Set down, in full, every record in the block.

....................

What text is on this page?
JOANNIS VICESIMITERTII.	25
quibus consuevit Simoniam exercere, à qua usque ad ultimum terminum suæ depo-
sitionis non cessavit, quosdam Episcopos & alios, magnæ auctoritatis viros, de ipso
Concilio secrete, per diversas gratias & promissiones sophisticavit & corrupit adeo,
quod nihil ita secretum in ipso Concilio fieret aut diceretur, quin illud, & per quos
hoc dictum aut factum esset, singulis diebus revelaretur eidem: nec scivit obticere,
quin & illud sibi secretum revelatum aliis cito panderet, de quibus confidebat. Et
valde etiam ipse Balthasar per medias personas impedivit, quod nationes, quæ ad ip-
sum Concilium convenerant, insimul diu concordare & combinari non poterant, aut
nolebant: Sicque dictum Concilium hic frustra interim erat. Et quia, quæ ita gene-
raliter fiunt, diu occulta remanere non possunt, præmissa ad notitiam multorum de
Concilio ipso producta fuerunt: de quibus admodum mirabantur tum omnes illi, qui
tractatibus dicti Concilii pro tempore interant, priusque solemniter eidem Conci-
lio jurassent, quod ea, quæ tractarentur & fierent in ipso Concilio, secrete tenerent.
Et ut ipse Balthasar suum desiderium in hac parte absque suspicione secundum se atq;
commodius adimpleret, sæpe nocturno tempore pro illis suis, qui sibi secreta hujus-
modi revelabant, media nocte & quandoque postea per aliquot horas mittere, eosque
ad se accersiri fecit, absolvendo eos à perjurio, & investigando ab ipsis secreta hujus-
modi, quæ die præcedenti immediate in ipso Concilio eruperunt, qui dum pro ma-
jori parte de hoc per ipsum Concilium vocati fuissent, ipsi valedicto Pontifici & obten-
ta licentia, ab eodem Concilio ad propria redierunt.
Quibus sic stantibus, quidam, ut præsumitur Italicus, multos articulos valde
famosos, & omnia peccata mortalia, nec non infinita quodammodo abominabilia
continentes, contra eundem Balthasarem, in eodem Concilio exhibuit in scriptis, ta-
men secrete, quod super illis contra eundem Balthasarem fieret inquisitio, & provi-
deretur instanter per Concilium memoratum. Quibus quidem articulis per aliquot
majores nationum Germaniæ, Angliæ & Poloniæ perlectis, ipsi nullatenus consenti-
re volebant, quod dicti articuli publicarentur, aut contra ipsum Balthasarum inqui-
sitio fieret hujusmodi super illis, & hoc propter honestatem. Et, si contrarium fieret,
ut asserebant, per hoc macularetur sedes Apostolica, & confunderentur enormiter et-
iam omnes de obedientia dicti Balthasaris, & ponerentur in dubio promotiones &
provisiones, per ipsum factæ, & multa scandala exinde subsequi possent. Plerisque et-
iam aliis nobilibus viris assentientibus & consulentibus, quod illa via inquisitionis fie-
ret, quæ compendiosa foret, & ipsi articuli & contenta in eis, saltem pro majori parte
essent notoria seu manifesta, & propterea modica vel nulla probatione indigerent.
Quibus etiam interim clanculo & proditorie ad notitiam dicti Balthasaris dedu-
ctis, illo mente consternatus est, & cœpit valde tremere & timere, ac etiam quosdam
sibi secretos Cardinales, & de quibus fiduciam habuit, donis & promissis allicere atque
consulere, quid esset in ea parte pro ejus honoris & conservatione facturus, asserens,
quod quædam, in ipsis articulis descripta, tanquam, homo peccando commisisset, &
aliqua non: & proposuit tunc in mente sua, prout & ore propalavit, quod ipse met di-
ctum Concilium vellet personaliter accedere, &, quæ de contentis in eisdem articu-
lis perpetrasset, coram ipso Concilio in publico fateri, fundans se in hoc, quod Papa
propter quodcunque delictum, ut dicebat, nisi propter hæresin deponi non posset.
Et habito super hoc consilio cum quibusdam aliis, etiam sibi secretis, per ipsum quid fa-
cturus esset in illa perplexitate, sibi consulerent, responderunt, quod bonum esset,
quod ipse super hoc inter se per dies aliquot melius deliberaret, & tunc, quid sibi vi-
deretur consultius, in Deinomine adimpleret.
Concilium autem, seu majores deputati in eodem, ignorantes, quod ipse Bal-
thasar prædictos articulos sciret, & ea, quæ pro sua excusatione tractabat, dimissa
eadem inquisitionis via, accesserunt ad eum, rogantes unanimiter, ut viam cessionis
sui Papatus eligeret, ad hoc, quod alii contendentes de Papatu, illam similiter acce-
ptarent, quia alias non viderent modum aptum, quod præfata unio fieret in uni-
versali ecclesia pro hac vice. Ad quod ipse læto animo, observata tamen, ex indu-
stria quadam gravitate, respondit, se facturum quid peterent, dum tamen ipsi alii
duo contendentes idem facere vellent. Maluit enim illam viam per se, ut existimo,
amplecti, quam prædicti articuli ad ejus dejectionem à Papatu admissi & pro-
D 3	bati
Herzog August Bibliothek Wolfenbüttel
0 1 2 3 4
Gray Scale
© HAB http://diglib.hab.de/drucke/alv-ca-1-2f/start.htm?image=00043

....................

#### [In response]
What text is on this page?
JOANNIS VICESIMITERTII.	25
quibus consuevit Simoniam exercere, à qua usque ad ultimum terminum suæ depo-
sitionis non cessavit, quosdam Episcopos & alios, magnæ auctoritatis viros, de ipso
Concilio secrete, per diversas gratias & promissiones sophisticavit & corrupit adeo,
quod nihil ita secretum in ipso Concilio fieret aut diceretur, quin illud, & per quos
hoc dictum aut factum esset, singulis diebus revelaretur eidem: nec scivit obticere,
quin & illud sibi secretum revelatum aliis cito panderet, de quibus confidebat. Et
valde etiam ipse Balthasar per medias personas impedivit, quod nationes, quæ ad ip-
sum Concilium convenerant, insimul diu concordare & combinari non poterant, aut
nolebant: Sicque dictum Concilium hic frustra interim erat. Et quia, quæ ita gene-
raliter fiunt, diu occulta remanere non possunt, præmissa ad notitiam multorum de
Concilio ipso producta fuerunt: de quibus admodum mirabantur tum omnes illi, qui
tractatibus dicti Concilii pro tempore interant, priusque solemniter eidem Conci-
lio jurassent, quod ea, quæ tractarentur & fierent in ipso Concilio, secrete tenerent.
Et ut ipse Balthasar suum desiderium in hac parte absque suspicione secundum se atq;
commodius adimpleret, sæpe nocturno tempore pro illis suis, qui sibi secreta hujus-
modi revelabant, media nocte & quandoque postea per aliquot horas mittere, eosque
ad se accersiri fecit, absolvendo eos à perjurio, & investigando ab ipsis secreta hujus-
modi, quæ die præcedenti immediate in ipso Concilio eruperunt, qui dum pro ma-
jori parte de hoc per ipsum Concilium vocati fuissent, ipsi valedicto Pontifici & obten-
ta licentia, ab eodem Concilio ad propria redierunt.
Quibus sic stantibus, quidam, ut præsumitur Italicus, multos articulos valde
famosos, & omnia peccata mortalia, nec non infinita quodammodo abominabilia
continentes, contra eundem Balthasarem, in eodem Concilio exhibuit in scriptis, ta-
men secrete, quod super illis contra eundem Balthasarem fieret inquisitio, & provi-
deretur instanter per Concilium memoratum. Quibus quidem articulis per aliquot
majores nationum Germaniæ, Angliæ & Poloniæ perlectis, ipsi nullatenus consenti-
re volebant, quod dicti articuli publicarentur, aut contra ipsum Balthasarum inqui-
sitio fieret hujusmodi super illis, & hoc propter honestatem. Et, si contrarium fieret,
ut asserebant, per hoc macularetur sedes Apostolica, & confunderentur enormiter et-
iam omnes de obedientia dicti Balthasaris, & ponerentur in dubio promotiones &
provisiones, per ipsum factæ, & multa scandala exinde subsequi possent. Plerisque et-
iam aliis nobilibus viris assentientibus & consulentibus, quod illa via inquisitionis fie-
ret, quæ compendiosa foret, & ipsi articuli & contenta in eis, saltem pro majori parte
essent notoria seu manifesta, & propterea modica vel nulla probatione indigerent.
Quibus etiam interim clanculo & proditorie ad notitiam dicti Balthasaris dedu-
ctis, illo mente consternatus est, & cœpit valde tremere & timere, ac etiam quosdam
sibi secretos Cardinales, & de quibus fiduciam habuit, donis & promissis allicere atque
consulere, quid esset in ea parte pro ejus honoris & conservatione facturus, asserens,
quod quædam, in ipsis articulis descripta, tanquam, homo peccando commisisset, &
aliqua non: & proposuit tunc in mente sua, prout & ore propalavit, quod ipse met di-
ctum Concilium vellet personaliter accedere, &, quæ de contentis in eisdem articu-
lis perpetrasset, coram ipso Concilio in publico fateri, fundans se in hoc, quod Papa
propter quodcunque delictum, ut dicebat, nisi propter hæresin deponi non posset.
Et habito super hoc consilio cum quibusdam aliis, etiam sibi secretis, per ipsum quid fa-
cturus esset in illa perplexitate, sibi consulerent, responderunt, quod bonum esset,
quod ipse super hoc inter se per dies aliquot melius deliberaret, & tunc, quid sibi vi-
deretur consultius, in Deinomine adimpleret.
Concilium autem, seu majores deputati in eodem, ignorantes, quod ipse Bal-
thasar prædictos articulos sciret, & ea, quæ pro sua excusatione tractabat, dimissa
eadem inquisitionis via, accesserunt ad eum, rogantes unanimiter, ut viam cessionis
sui Papatus eligeret, ad hoc, quod alii contendentes de Papatu, illam similiter acce-
ptarent, quia alias non viderent modum aptum, quod præfata unio fieret in uni-
versali ecclesia pro hac vice. Ad quod ipse læto animo, observata tamen, ex indu-
stria quadam gravitate, respondit, se facturum quid peterent, dum tamen ipsi alii
duo contendentes idem facere vellent. Maluit enim illam viam per se, ut existimo,
amplecti, quam prædicti articuli ad ejus dejectionem à Papatu admissi & pro-
D 3	bati
Herzog August Bibliothek Wolfenbüttel
0 1 2 3 4
Gray Scale
© HAB http://diglib.hab.de/drucke/alv-ca-1-2f/start.htm?image=00043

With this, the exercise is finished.